§ What you are asked to do
Look at each line of the records and count those with "that" in them. Please answer with the count alone.

## begin Provided information

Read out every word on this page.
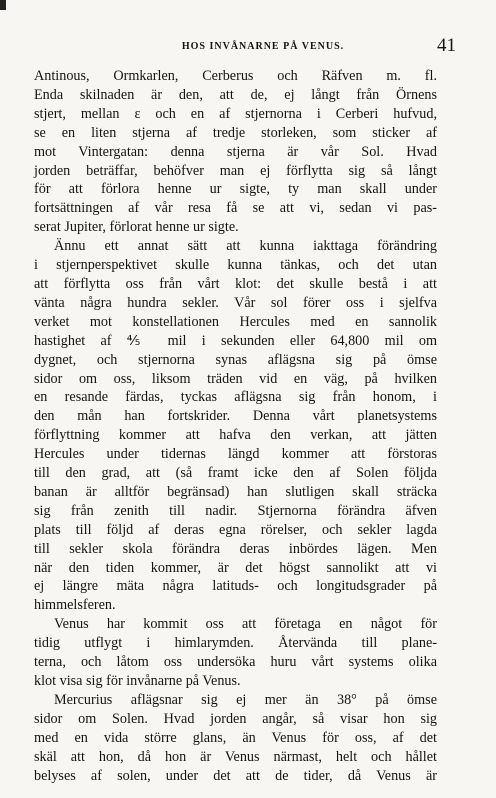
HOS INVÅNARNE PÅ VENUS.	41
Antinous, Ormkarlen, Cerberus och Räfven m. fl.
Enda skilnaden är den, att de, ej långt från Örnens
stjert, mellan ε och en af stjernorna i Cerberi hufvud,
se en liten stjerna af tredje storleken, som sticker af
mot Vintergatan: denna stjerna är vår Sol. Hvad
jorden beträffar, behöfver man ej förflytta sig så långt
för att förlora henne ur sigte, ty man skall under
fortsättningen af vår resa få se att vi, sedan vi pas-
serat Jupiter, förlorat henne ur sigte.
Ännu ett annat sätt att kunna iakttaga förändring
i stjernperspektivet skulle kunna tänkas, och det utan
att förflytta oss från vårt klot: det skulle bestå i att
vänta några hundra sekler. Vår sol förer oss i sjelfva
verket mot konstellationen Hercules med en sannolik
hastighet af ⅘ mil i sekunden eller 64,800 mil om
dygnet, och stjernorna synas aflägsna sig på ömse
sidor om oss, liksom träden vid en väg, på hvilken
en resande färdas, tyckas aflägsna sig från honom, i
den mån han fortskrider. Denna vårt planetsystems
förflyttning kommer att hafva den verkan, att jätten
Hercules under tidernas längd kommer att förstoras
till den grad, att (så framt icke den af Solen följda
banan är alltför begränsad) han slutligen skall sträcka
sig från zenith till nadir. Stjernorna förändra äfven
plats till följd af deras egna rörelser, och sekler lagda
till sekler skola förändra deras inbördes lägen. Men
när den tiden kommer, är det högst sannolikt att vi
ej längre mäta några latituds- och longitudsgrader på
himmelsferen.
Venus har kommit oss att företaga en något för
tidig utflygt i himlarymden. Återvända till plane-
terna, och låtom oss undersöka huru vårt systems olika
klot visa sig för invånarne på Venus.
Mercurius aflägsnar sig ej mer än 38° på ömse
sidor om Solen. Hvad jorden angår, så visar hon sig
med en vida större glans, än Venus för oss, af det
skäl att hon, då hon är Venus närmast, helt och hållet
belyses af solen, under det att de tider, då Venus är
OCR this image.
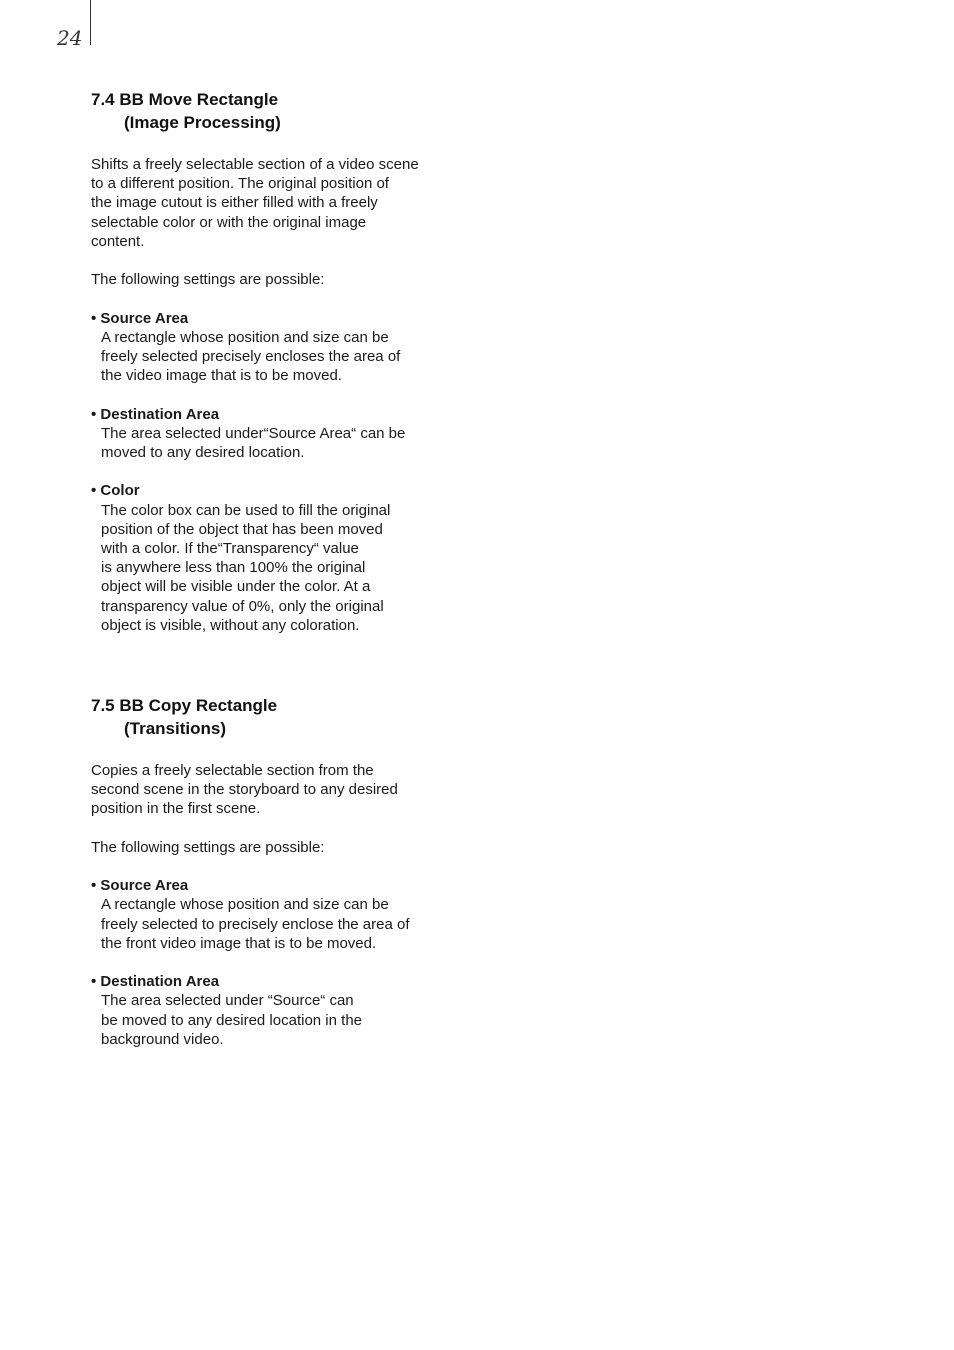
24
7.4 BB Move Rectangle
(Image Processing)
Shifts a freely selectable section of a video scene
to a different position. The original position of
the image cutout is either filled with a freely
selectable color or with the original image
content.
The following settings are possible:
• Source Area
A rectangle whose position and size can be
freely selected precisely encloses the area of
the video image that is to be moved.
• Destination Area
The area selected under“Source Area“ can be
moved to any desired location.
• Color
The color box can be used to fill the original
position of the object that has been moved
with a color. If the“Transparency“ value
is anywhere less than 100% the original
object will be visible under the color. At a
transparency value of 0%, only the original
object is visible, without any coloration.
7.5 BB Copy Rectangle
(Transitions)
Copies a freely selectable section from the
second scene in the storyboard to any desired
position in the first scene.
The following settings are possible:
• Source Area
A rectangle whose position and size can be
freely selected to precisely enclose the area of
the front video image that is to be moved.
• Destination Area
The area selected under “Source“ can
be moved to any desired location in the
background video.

## end Provided information
## begin Provided information

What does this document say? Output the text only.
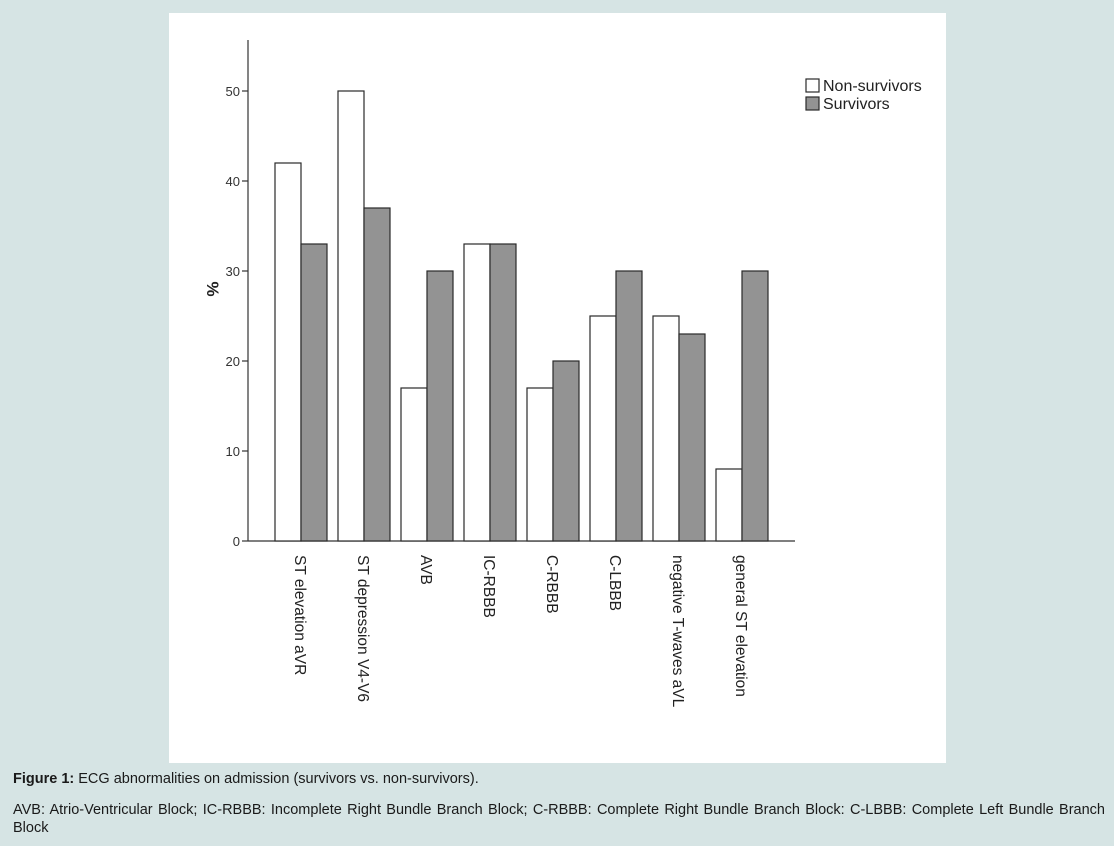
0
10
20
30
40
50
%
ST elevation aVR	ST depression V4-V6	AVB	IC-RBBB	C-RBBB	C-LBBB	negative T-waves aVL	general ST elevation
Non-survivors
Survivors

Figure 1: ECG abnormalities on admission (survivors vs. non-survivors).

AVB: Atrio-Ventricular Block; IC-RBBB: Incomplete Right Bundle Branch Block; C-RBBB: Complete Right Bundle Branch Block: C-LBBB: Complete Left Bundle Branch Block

## end Provided information

§ Expected output
3